Output the items from the line containing "y-tick-label: 4 [30,237,40,256]" down to the line containing "y-tick-label: 6 [30,116,40,135]", both included, as a Markdown table with the columns Row and Line. Number the rows, put each line's text in the Line column, and skip any blank lines.

## BEGIN Data for the task

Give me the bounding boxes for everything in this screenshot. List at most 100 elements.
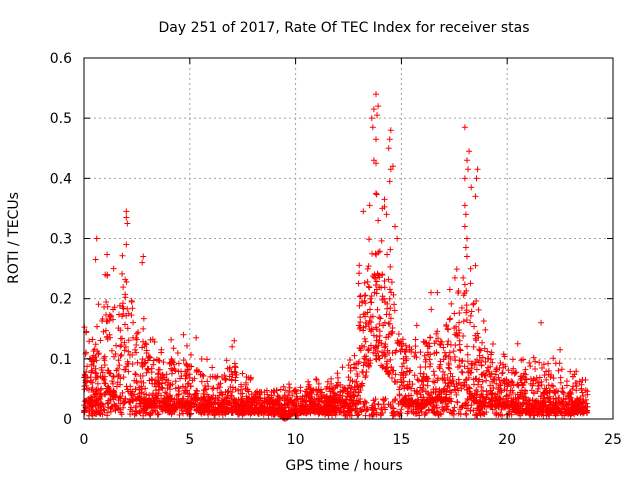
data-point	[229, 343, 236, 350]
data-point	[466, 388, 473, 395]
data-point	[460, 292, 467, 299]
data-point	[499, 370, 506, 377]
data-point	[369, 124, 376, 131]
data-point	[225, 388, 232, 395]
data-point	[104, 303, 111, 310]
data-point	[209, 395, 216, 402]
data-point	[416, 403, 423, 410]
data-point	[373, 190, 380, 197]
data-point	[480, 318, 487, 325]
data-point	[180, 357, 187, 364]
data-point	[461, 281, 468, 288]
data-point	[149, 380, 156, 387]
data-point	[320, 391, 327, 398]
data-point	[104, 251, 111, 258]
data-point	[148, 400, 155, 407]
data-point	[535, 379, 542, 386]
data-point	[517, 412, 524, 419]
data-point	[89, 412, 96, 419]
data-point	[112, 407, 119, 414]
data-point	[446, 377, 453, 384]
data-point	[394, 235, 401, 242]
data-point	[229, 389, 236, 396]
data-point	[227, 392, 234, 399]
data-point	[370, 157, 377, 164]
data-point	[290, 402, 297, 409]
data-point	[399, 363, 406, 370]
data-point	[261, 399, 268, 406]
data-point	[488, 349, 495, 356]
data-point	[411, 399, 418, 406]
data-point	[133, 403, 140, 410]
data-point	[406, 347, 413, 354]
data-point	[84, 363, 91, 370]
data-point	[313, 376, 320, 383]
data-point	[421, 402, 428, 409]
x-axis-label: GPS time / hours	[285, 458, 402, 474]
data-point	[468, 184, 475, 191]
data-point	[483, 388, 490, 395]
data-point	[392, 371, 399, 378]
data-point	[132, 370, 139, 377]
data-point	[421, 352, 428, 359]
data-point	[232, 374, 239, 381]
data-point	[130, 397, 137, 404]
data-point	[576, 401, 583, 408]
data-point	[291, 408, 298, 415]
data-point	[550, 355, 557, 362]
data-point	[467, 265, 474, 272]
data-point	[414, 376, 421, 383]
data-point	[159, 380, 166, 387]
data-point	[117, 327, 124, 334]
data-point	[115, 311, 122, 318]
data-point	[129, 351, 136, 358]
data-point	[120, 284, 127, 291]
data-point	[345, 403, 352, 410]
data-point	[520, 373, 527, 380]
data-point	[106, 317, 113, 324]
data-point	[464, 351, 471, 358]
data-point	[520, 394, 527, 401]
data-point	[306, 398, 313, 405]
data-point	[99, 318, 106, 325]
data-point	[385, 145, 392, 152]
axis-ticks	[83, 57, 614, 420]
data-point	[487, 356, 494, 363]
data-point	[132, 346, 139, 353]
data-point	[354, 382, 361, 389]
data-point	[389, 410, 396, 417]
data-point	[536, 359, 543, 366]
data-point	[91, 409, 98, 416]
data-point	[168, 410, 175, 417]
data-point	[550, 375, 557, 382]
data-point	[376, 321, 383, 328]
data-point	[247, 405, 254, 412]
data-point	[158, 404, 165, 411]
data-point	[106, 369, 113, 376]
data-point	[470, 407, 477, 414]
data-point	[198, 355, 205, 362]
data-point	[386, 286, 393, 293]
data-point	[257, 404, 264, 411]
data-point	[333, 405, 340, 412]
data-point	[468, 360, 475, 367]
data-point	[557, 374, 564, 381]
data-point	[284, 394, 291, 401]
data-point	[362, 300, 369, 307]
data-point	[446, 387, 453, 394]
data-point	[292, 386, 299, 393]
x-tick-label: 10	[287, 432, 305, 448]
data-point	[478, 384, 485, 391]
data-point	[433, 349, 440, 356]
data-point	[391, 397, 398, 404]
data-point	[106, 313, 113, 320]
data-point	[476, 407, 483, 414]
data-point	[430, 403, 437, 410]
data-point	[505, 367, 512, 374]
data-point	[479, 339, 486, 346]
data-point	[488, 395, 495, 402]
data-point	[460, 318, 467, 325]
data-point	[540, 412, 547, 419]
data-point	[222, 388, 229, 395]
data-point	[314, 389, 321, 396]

## END Data for the task
## BEGIN Data for the task

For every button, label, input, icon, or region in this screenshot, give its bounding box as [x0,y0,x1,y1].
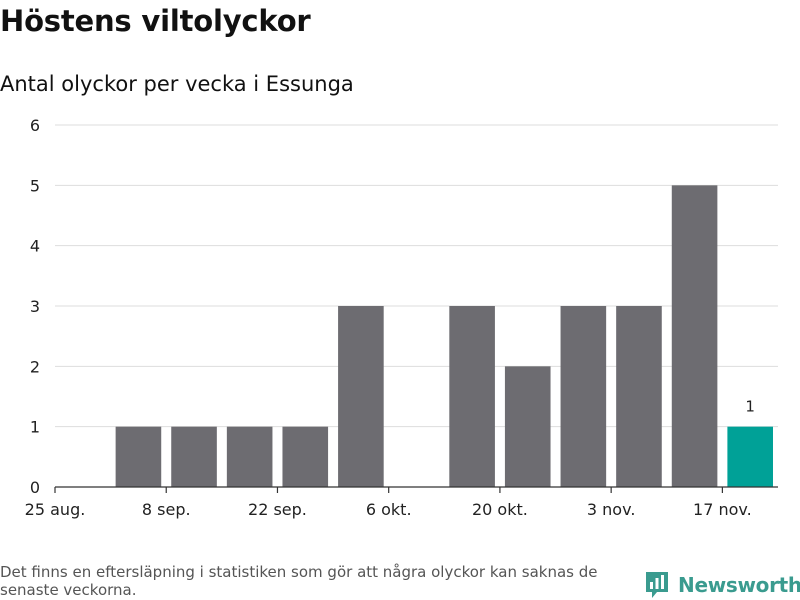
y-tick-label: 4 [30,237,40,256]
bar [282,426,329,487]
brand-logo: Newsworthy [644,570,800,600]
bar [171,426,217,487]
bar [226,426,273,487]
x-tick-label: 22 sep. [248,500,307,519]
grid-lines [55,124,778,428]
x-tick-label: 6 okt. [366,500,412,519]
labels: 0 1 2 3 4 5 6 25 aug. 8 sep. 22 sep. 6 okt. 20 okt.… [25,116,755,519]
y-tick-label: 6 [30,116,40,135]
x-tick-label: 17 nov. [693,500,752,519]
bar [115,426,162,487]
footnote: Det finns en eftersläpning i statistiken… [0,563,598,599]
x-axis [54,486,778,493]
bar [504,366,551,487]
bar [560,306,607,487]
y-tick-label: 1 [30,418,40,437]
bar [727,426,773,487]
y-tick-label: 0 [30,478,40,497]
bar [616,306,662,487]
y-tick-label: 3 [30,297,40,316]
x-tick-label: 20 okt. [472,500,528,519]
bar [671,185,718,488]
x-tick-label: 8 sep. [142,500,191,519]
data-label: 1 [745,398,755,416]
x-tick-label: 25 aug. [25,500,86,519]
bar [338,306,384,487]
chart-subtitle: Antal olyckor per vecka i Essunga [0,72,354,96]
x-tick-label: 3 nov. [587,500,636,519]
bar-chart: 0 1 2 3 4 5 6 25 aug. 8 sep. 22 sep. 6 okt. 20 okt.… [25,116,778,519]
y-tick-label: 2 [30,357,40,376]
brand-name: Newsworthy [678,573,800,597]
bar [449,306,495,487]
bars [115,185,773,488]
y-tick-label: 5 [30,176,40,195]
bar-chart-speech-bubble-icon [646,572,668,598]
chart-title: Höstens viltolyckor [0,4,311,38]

## END Data for the task

> **Reply to the exercise**
| Row | Line |
|---|---|
| 1 | y-tick-label: 4 [30,237,40,256] |
| 2 | bar [282,426,329,487] |
| 3 | brand-logo: Newsworthy [644,570,800,600] |
| 4 | bar [171,426,217,487] |
| 5 | bar [226,426,273,487] |
| 6 | x-tick-label: 22 sep. [248,500,307,519] |
| 7 | grid-lines [55,124,778,428] |
| 8 | x-tick-label: 6 okt. [366,500,412,519] |
| 9 | labels: 0 1 2 3 4 5 6 25 aug. 8 sep. 22 sep. 6 okt. 20 okt.… [25,116,755,519] |
| 10 | y-tick-label: 6 [30,116,40,135] |